-- Begin Recorded data --

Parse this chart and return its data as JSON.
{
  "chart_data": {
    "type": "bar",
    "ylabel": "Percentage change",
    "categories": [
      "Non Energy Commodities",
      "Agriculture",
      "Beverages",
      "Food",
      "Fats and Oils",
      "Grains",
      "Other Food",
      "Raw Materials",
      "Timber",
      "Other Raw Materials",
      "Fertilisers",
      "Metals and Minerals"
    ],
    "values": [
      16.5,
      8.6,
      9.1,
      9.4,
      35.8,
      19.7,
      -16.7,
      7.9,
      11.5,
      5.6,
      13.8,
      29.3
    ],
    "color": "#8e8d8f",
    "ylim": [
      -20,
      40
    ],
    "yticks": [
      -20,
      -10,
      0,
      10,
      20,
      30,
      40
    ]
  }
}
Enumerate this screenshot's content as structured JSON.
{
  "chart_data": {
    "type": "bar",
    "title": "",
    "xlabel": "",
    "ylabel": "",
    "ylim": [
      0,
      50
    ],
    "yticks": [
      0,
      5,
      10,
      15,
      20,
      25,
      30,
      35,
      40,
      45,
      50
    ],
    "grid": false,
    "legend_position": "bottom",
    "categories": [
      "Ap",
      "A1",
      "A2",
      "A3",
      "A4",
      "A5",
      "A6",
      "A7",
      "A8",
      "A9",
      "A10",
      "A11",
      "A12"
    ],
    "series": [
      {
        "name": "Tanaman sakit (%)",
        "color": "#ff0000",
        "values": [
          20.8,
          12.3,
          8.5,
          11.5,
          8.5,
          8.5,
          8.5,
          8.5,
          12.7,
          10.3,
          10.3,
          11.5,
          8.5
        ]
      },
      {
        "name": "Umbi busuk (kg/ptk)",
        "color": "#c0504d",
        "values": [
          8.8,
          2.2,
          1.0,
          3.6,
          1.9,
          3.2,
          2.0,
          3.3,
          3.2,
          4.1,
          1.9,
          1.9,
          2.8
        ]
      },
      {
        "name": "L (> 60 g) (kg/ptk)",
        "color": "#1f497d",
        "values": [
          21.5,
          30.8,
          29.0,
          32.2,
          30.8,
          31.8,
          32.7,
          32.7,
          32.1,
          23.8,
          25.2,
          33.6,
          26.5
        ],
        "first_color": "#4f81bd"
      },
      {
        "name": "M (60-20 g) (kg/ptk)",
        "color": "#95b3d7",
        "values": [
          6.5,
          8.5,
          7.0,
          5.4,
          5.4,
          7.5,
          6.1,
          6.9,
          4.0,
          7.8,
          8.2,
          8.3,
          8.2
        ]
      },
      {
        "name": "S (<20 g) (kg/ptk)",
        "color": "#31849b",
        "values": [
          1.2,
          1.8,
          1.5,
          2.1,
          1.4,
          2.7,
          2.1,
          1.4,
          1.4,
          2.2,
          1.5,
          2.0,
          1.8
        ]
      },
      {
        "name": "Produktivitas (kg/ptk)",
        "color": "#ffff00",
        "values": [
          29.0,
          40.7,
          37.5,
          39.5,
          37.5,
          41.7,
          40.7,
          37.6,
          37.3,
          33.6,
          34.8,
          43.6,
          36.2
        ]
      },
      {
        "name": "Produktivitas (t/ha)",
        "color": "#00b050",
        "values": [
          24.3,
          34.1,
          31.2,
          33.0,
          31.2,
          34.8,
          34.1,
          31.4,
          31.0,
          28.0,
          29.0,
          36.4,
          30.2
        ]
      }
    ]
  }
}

-- End Recorded data --

Make an exact copy of the material above.

Parse this chart and return its data as JSON.
{
  "chart_data": {
    "type": "bar",
    "ylabel": "Percentage change",
    "categories": [
      "Non Energy Commodities",
      "Agriculture",
      "Beverages",
      "Food",
      "Fats and Oils",
      "Grains",
      "Other Food",
      "Raw Materials",
      "Timber",
      "Other Raw Materials",
      "Fertilisers",
      "Metals and Minerals"
    ],
    "values": [
      16.5,
      8.6,
      9.1,
      9.4,
      35.8,
      19.7,
      -16.7,
      7.9,
      11.5,
      5.6,
      13.8,
      29.3
    ],
    "color": "#8e8d8f",
    "ylim": [
      -20,
      40
    ],
    "yticks": [
      -20,
      -10,
      0,
      10,
      20,
      30,
      40
    ]
  }
}
Enumerate this screenshot's content as structured JSON.
{
  "chart_data": {
    "type": "bar",
    "title": "",
    "xlabel": "",
    "ylabel": "",
    "ylim": [
      0,
      50
    ],
    "yticks": [
      0,
      5,
      10,
      15,
      20,
      25,
      30,
      35,
      40,
      45,
      50
    ],
    "grid": false,
    "legend_position": "bottom",
    "categories": [
      "Ap",
      "A1",
      "A2",
      "A3",
      "A4",
      "A5",
      "A6",
      "A7",
      "A8",
      "A9",
      "A10",
      "A11",
      "A12"
    ],
    "series": [
      {
        "name": "Tanaman sakit (%)",
        "color": "#ff0000",
        "values": [
          20.8,
          12.3,
          8.5,
          11.5,
          8.5,
          8.5,
          8.5,
          8.5,
          12.7,
          10.3,
          10.3,
          11.5,
          8.5
        ]
      },
      {
        "name": "Umbi busuk (kg/ptk)",
        "color": "#c0504d",
        "values": [
          8.8,
          2.2,
          1.0,
          3.6,
          1.9,
          3.2,
          2.0,
          3.3,
          3.2,
          4.1,
          1.9,
          1.9,
          2.8
        ]
      },
      {
        "name": "L (> 60 g) (kg/ptk)",
        "color": "#1f497d",
        "values": [
          21.5,
          30.8,
          29.0,
          32.2,
          30.8,
          31.8,
          32.7,
          32.7,
          32.1,
          23.8,
          25.2,
          33.6,
          26.5
        ],
        "first_color": "#4f81bd"
      },
      {
        "name": "M (60-20 g) (kg/ptk)",
        "color": "#95b3d7",
        "values": [
          6.5,
          8.5,
          7.0,
          5.4,
          5.4,
          7.5,
          6.1,
          6.9,
          4.0,
          7.8,
          8.2,
          8.3,
          8.2
        ]
      },
      {
        "name": "S (<20 g) (kg/ptk)",
        "color": "#31849b",
        "values": [
          1.2,
          1.8,
          1.5,
          2.1,
          1.4,
          2.7,
          2.1,
          1.4,
          1.4,
          2.2,
          1.5,
          2.0,
          1.8
        ]
      },
      {
        "name": "Produktivitas (kg/ptk)",
        "color": "#ffff00",
        "values": [
          29.0,
          40.7,
          37.5,
          39.5,
          37.5,
          41.7,
          40.7,
          37.6,
          37.3,
          33.6,
          34.8,
          43.6,
          36.2
        ]
      },
      {
        "name": "Produktivitas (t/ha)",
        "color": "#00b050",
        "values": [
          24.3,
          34.1,
          31.2,
          33.0,
          31.2,
          34.8,
          34.1,
          31.4,
          31.0,
          28.0,
          29.0,
          36.4,
          30.2
        ]
      }
    ]
  }
}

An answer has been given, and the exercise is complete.